Stored data:
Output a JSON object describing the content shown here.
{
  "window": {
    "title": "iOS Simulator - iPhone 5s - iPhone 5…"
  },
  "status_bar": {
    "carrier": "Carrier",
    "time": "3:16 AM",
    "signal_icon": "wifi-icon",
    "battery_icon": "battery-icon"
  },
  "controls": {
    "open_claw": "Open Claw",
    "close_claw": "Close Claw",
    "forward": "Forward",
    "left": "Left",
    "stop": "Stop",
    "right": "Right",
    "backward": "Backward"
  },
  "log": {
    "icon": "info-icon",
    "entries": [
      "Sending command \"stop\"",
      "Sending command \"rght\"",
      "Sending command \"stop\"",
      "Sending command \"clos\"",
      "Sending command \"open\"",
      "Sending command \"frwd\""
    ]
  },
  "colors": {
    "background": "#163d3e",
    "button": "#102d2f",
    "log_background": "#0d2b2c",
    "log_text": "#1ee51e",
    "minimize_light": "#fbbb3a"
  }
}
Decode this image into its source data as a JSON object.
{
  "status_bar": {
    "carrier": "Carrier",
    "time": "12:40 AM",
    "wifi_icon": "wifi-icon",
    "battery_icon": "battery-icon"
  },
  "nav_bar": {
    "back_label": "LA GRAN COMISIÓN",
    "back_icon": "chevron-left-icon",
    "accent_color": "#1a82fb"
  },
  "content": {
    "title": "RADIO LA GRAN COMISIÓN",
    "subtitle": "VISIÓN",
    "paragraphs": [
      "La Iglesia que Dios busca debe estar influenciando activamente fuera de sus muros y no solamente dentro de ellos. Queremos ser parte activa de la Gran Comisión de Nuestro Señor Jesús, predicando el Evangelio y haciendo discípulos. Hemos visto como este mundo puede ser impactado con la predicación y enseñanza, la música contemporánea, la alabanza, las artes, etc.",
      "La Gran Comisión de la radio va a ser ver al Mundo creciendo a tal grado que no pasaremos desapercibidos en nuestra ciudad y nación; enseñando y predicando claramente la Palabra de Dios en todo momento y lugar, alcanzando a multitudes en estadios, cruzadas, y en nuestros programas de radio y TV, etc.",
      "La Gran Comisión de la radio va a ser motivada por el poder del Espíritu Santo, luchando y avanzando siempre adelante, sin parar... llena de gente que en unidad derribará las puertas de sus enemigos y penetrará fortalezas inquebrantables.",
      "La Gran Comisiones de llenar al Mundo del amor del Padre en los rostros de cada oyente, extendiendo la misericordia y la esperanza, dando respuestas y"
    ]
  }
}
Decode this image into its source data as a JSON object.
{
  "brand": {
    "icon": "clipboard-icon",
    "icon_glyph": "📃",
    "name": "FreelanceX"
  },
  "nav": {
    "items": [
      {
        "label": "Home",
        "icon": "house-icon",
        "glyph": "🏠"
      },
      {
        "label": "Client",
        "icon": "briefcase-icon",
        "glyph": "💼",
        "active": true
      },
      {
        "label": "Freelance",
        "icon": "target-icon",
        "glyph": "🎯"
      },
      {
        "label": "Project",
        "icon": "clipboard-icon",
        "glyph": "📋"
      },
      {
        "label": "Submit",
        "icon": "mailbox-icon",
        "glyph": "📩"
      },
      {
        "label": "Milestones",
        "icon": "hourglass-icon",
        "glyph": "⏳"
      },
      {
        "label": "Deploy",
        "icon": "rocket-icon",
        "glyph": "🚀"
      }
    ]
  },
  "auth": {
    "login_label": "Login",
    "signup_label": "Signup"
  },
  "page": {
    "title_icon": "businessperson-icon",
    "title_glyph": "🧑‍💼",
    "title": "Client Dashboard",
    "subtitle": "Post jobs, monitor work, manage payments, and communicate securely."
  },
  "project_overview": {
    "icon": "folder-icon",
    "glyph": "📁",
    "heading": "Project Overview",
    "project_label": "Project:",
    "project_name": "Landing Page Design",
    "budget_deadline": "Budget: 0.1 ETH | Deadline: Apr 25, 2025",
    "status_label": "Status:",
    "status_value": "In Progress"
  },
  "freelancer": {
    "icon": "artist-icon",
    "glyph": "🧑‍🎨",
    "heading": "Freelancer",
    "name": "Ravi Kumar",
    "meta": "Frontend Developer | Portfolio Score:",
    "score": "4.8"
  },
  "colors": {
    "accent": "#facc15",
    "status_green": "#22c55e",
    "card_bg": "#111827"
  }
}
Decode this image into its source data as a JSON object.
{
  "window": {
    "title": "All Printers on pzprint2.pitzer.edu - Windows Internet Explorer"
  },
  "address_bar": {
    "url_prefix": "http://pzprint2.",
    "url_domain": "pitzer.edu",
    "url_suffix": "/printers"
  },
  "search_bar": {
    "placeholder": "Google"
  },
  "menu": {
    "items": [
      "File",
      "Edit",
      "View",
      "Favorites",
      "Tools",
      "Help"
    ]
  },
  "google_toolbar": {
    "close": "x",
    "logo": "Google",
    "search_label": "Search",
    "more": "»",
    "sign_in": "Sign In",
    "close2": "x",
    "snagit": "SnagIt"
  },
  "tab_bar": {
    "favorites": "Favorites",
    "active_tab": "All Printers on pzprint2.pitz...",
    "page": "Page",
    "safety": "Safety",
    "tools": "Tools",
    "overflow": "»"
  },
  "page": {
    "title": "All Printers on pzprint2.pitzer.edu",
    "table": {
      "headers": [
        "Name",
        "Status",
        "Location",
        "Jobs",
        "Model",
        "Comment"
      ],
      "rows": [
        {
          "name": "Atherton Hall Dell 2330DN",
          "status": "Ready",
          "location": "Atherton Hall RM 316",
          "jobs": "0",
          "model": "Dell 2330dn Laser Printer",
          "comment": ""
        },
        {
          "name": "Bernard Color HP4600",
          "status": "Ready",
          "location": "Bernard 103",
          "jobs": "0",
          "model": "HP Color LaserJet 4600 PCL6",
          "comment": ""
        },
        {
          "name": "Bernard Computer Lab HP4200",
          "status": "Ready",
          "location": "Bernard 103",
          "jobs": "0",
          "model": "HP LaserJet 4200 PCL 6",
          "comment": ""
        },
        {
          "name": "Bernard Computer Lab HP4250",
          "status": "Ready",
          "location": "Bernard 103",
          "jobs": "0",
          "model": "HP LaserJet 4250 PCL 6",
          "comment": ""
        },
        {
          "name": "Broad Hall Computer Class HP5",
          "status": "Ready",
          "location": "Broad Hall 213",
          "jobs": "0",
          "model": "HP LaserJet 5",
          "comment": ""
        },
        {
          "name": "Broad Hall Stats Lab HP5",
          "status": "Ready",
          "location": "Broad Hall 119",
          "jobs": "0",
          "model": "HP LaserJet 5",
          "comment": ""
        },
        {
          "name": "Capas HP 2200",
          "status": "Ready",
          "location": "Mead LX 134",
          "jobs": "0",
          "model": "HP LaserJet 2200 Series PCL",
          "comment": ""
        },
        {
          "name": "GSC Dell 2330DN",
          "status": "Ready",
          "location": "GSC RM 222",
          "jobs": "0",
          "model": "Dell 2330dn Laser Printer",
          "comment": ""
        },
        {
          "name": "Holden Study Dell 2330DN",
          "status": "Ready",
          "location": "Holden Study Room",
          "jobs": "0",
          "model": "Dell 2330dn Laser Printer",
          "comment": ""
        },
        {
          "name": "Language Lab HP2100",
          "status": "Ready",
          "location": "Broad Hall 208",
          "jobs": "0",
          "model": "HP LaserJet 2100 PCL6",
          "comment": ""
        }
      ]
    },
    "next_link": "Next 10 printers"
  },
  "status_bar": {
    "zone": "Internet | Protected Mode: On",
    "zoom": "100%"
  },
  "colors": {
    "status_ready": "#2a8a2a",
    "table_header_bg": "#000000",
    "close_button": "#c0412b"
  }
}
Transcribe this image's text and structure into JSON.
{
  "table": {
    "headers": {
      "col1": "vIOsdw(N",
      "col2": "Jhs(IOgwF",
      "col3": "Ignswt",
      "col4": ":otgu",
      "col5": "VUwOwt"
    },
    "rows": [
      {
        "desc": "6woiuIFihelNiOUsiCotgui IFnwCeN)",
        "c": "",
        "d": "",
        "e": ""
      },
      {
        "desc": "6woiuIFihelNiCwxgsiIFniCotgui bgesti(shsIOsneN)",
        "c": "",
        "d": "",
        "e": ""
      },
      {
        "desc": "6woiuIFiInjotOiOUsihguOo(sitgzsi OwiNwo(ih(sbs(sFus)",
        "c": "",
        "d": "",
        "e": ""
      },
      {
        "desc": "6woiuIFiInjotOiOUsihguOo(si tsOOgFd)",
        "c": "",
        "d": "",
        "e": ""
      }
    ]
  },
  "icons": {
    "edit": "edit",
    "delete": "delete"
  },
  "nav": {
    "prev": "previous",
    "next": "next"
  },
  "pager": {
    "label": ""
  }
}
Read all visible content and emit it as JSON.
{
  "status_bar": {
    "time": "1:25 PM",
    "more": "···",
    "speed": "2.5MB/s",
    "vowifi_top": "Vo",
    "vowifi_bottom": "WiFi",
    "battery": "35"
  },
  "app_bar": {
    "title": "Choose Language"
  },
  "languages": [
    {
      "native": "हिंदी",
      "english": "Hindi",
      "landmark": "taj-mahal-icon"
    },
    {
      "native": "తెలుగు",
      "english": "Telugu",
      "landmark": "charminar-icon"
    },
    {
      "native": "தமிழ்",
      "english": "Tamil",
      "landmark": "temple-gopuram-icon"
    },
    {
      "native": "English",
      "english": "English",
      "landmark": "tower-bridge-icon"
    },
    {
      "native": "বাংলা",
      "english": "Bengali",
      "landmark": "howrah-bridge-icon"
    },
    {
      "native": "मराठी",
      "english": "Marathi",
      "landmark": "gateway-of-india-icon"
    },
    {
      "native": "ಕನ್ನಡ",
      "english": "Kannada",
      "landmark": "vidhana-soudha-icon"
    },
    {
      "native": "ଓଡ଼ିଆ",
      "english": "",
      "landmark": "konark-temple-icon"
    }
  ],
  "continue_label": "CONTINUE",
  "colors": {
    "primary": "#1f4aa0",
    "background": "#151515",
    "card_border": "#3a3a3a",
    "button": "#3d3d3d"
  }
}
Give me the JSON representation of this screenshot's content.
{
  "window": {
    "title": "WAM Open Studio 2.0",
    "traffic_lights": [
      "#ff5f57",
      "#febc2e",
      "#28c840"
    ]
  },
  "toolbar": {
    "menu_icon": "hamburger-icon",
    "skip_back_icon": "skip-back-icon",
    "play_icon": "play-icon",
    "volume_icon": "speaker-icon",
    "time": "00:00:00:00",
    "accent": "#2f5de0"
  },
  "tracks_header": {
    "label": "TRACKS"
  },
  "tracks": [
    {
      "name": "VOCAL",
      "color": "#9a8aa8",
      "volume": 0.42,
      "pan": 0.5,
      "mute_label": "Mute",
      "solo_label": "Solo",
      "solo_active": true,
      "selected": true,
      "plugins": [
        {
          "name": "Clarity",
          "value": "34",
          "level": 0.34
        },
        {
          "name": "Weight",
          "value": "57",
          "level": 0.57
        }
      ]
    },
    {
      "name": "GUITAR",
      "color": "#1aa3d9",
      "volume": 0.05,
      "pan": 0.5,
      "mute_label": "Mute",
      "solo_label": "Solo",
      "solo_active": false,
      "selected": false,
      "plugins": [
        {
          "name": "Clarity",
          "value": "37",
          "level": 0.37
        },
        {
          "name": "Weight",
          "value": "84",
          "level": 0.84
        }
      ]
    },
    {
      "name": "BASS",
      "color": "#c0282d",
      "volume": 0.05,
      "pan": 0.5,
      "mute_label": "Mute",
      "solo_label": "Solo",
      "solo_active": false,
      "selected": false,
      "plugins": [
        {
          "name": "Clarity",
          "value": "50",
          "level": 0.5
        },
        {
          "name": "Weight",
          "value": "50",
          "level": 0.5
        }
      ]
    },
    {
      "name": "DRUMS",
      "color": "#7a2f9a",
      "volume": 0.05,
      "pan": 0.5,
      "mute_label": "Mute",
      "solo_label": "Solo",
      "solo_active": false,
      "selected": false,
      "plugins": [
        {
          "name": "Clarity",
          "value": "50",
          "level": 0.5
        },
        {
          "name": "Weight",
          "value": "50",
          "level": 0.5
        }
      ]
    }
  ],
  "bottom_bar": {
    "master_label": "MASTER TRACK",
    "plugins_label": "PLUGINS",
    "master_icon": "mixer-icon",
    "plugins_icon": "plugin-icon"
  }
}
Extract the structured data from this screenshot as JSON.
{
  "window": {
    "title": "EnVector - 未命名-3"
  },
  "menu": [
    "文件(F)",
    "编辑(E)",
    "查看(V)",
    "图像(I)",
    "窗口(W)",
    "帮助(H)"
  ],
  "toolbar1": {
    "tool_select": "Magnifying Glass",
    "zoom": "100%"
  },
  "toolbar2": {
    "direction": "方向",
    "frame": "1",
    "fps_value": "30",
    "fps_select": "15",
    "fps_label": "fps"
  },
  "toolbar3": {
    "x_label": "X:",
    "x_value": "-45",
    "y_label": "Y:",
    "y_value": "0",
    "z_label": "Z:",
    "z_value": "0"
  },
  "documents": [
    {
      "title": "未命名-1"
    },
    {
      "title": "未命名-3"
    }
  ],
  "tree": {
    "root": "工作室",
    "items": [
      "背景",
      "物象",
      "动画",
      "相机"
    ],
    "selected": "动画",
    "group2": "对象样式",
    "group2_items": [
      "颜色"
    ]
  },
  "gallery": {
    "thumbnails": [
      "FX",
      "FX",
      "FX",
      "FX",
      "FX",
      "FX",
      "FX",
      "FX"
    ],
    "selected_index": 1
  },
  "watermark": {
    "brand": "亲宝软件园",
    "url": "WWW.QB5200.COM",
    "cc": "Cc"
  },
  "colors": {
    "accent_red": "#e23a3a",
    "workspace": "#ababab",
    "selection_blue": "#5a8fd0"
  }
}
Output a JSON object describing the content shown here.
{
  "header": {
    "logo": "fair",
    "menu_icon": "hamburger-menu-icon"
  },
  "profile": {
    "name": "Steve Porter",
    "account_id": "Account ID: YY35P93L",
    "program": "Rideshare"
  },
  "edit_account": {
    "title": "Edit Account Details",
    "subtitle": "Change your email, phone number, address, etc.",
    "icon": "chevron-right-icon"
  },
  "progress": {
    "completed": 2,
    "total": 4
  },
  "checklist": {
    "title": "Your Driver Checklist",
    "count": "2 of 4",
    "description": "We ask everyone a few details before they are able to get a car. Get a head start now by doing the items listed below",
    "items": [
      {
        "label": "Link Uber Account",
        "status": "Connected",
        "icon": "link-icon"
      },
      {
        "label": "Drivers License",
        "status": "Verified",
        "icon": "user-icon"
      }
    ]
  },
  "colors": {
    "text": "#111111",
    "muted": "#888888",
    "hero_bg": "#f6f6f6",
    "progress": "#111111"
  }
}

## PROBLEM:
Wherever a line in the data above holds "true", copy that line.

## ANSWER FOR THE TASK:
        "active": true
      "solo_active": true,
      "selected": true,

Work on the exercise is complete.